Reproduce the data below line for line, with no changes.

Items from a data source:

------------------------------------

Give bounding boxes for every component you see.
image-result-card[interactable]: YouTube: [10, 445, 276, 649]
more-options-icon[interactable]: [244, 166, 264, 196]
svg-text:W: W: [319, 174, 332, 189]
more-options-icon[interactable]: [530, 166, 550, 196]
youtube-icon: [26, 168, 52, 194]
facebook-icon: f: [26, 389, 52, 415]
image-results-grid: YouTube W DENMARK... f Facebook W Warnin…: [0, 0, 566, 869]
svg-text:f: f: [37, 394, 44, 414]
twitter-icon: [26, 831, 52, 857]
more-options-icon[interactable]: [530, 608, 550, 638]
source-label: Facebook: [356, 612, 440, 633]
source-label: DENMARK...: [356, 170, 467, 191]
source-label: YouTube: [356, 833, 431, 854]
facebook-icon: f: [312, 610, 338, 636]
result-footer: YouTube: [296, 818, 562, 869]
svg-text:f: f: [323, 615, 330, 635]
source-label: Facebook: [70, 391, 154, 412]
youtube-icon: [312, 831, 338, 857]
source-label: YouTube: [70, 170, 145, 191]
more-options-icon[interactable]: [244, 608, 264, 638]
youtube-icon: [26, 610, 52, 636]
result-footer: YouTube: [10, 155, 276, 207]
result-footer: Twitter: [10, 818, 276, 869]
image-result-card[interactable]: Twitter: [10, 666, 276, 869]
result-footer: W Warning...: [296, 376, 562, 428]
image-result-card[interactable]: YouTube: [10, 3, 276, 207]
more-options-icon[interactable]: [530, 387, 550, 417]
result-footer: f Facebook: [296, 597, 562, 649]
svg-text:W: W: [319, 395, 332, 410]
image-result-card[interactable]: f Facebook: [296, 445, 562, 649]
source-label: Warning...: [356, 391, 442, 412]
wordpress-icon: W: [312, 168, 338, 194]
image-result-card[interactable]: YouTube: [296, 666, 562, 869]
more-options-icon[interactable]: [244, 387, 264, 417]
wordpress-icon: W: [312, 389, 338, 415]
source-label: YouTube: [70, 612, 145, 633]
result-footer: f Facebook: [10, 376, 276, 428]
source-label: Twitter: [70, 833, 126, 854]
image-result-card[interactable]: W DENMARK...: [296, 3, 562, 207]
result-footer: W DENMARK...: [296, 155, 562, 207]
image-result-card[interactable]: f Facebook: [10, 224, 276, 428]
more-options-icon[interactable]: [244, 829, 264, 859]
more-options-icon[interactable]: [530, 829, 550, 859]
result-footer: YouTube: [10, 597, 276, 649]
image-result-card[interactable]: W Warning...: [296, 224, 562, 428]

------------------------------------

### TASK SOLUTION
Give bounding boxes for every component you see.
image-result-card[interactable]: YouTube: [10, 445, 276, 649]
more-options-icon[interactable]: [244, 166, 264, 196]
svg-text:W: W: [319, 174, 332, 189]
more-options-icon[interactable]: [530, 166, 550, 196]
youtube-icon: [26, 168, 52, 194]
facebook-icon: f: [26, 389, 52, 415]
image-results-grid: YouTube W DENMARK... f Facebook W Warnin…: [0, 0, 566, 869]
svg-text:f: f: [37, 394, 44, 414]
twitter-icon: [26, 831, 52, 857]
more-options-icon[interactable]: [530, 608, 550, 638]
source-label: Facebook: [356, 612, 440, 633]
source-label: DENMARK...: [356, 170, 467, 191]
source-label: YouTube: [356, 833, 431, 854]
facebook-icon: f: [312, 610, 338, 636]
result-footer: YouTube: [296, 818, 562, 869]
svg-text:f: f: [323, 615, 330, 635]
source-label: Facebook: [70, 391, 154, 412]
youtube-icon: [312, 831, 338, 857]
source-label: YouTube: [70, 170, 145, 191]
more-options-icon[interactable]: [244, 608, 264, 638]
youtube-icon: [26, 610, 52, 636]
result-footer: YouTube: [10, 155, 276, 207]
result-footer: Twitter: [10, 818, 276, 869]
image-result-card[interactable]: Twitter: [10, 666, 276, 869]
result-footer: W Warning...: [296, 376, 562, 428]
image-result-card[interactable]: YouTube: [10, 3, 276, 207]
more-options-icon[interactable]: [530, 387, 550, 417]
result-footer: f Facebook: [296, 597, 562, 649]
svg-text:W: W: [319, 395, 332, 410]
image-result-card[interactable]: f Facebook: [296, 445, 562, 649]
source-label: Warning...: [356, 391, 442, 412]
wordpress-icon: W: [312, 168, 338, 194]
image-result-card[interactable]: YouTube: [296, 666, 562, 869]
more-options-icon[interactable]: [244, 387, 264, 417]
wordpress-icon: W: [312, 389, 338, 415]
source-label: YouTube: [70, 612, 145, 633]
result-footer: f Facebook: [10, 376, 276, 428]
source-label: Twitter: [70, 833, 126, 854]
image-result-card[interactable]: W DENMARK...: [296, 3, 562, 207]
result-footer: W DENMARK...: [296, 155, 562, 207]
image-result-card[interactable]: f Facebook: [10, 224, 276, 428]
more-options-icon[interactable]: [244, 829, 264, 859]
more-options-icon[interactable]: [530, 829, 550, 859]
result-footer: YouTube: [10, 597, 276, 649]
image-result-card[interactable]: W Warning...: [296, 224, 562, 428]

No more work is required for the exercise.